Select each line where the word "Träskända" appears.

--- Supplied records ---

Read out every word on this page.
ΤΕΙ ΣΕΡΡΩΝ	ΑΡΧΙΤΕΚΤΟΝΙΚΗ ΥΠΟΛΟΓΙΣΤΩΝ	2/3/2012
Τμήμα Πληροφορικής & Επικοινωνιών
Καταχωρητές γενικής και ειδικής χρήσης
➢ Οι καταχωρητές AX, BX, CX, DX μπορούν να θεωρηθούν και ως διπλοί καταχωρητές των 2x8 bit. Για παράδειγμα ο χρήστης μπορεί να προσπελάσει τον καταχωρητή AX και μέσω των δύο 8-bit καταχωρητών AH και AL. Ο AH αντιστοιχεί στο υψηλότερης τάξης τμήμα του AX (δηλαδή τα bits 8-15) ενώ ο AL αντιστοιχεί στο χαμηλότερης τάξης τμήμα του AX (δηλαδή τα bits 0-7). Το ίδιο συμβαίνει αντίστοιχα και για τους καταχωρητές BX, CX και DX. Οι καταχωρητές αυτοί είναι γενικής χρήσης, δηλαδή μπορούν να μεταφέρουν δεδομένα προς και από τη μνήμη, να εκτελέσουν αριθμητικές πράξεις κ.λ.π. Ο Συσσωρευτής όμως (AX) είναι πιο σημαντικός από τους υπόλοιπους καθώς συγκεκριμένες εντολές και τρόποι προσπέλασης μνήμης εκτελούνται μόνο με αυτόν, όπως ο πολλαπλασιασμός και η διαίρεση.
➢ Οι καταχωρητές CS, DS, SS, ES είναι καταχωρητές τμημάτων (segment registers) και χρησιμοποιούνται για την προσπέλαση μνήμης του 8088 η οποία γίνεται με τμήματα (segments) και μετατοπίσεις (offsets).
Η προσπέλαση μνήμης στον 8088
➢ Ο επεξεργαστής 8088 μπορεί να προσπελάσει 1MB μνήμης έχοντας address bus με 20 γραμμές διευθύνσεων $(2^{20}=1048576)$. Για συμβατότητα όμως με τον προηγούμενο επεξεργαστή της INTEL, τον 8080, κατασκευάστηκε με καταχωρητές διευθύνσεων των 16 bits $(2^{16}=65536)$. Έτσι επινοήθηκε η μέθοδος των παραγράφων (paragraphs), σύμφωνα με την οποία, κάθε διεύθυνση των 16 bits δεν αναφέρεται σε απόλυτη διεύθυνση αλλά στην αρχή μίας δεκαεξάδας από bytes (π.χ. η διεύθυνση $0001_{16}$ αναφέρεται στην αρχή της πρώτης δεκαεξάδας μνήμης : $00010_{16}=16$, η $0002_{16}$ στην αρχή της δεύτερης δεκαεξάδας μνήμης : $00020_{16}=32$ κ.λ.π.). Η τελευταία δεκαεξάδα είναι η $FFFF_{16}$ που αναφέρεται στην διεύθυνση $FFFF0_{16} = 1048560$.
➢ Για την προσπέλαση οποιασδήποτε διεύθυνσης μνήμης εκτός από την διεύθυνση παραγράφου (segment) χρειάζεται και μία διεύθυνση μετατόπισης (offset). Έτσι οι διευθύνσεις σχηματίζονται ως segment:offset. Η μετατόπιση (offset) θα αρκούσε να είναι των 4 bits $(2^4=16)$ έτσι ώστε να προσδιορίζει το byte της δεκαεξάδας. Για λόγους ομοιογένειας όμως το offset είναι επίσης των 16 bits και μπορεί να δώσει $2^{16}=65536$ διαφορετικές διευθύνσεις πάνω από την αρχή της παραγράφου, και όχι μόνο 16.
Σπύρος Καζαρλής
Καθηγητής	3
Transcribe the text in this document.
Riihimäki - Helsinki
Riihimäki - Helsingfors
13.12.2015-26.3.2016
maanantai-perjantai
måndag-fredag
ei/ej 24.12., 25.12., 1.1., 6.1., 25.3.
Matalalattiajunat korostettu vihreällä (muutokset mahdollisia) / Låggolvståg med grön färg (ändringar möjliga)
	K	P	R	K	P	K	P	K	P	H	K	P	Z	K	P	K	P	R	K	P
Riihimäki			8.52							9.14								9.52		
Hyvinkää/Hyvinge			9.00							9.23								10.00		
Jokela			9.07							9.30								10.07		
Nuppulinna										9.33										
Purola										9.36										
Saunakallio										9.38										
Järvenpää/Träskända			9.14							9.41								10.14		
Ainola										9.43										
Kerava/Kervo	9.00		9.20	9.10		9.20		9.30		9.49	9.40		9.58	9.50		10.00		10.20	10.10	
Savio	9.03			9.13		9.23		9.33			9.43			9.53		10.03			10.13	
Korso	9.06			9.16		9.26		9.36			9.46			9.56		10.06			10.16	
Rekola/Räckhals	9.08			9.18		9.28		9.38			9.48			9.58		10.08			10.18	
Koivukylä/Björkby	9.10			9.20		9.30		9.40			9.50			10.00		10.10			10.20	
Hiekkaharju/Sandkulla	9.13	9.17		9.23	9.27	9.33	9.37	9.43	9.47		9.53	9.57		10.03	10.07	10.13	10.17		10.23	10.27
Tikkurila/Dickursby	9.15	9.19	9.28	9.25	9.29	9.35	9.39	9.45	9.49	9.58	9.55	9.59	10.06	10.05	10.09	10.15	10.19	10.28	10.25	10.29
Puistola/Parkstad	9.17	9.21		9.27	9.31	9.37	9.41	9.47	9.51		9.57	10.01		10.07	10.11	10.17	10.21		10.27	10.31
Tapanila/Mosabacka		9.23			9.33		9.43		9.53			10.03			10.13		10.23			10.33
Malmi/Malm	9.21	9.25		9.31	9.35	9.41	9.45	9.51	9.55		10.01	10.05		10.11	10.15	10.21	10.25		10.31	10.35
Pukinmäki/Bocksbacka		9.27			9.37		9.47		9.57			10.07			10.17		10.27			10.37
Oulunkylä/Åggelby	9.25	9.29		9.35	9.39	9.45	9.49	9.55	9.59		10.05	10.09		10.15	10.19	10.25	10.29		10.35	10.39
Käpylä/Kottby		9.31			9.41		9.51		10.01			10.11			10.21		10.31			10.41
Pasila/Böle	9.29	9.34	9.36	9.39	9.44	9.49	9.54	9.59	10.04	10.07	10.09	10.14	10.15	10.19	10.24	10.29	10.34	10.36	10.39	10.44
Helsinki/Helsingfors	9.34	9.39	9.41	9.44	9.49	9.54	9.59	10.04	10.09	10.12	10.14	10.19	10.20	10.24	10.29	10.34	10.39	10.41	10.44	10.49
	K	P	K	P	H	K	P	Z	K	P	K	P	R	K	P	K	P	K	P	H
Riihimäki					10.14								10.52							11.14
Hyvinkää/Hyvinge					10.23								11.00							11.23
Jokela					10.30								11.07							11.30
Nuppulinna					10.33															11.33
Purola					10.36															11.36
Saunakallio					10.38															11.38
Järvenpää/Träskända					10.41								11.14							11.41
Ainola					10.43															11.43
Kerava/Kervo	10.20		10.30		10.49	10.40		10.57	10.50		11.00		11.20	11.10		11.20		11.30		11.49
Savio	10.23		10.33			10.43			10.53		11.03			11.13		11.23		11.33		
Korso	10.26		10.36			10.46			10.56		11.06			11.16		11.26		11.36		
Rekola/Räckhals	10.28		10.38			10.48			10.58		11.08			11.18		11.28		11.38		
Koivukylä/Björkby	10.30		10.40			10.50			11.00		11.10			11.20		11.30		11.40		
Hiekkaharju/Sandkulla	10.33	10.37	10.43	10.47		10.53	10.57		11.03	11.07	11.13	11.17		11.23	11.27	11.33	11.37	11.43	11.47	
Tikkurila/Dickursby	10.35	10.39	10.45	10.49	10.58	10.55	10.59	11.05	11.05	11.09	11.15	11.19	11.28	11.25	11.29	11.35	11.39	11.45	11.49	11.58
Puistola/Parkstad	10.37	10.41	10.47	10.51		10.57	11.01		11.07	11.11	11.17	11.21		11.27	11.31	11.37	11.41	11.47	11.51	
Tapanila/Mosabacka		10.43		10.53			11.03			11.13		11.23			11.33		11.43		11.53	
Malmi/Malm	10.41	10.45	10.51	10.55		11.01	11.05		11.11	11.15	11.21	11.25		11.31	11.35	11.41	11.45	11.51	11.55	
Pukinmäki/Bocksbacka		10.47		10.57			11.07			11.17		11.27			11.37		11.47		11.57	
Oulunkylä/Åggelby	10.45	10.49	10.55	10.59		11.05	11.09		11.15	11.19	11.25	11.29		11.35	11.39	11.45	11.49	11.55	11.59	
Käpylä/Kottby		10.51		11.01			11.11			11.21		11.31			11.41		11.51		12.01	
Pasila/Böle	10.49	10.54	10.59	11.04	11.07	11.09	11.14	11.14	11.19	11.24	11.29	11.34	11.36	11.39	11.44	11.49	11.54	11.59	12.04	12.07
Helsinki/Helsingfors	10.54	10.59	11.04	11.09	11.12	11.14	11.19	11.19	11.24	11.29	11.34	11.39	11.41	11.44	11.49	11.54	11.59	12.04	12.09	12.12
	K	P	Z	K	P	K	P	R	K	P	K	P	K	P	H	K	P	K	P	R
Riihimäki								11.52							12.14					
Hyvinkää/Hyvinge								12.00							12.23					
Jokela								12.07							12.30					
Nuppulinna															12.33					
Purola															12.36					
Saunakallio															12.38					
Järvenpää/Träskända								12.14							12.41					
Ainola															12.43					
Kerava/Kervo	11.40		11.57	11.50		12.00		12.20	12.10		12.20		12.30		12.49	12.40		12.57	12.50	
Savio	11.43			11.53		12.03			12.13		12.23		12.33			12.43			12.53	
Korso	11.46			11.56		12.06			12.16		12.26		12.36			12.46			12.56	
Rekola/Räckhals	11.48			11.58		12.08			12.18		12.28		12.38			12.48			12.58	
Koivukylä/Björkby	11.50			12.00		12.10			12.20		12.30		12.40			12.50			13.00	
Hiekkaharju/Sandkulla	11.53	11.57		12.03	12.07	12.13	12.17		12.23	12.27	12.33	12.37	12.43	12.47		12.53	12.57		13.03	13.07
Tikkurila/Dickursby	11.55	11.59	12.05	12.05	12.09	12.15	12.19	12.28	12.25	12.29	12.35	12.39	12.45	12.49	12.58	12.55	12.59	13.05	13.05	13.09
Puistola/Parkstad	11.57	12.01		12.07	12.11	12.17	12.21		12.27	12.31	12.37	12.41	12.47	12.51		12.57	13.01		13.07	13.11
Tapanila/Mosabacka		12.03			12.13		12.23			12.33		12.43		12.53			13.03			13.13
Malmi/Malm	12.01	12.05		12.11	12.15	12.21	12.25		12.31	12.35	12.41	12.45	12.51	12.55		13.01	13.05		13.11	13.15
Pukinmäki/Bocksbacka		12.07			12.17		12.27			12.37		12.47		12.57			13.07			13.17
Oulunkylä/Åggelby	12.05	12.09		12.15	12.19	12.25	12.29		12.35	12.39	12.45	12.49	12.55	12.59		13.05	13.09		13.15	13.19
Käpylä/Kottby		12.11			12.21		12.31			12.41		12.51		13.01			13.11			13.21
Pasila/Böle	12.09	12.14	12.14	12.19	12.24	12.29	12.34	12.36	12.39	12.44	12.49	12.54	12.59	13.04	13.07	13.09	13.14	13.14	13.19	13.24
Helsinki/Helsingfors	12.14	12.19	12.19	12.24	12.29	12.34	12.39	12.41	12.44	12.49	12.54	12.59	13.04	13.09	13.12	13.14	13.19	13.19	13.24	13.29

---

* Result for this exercise *
Järvenpää/Träskända			9.14							9.41								10.14		
Järvenpää/Träskända					10.41								11.14							11.41
Järvenpää/Träskända								12.14							12.41					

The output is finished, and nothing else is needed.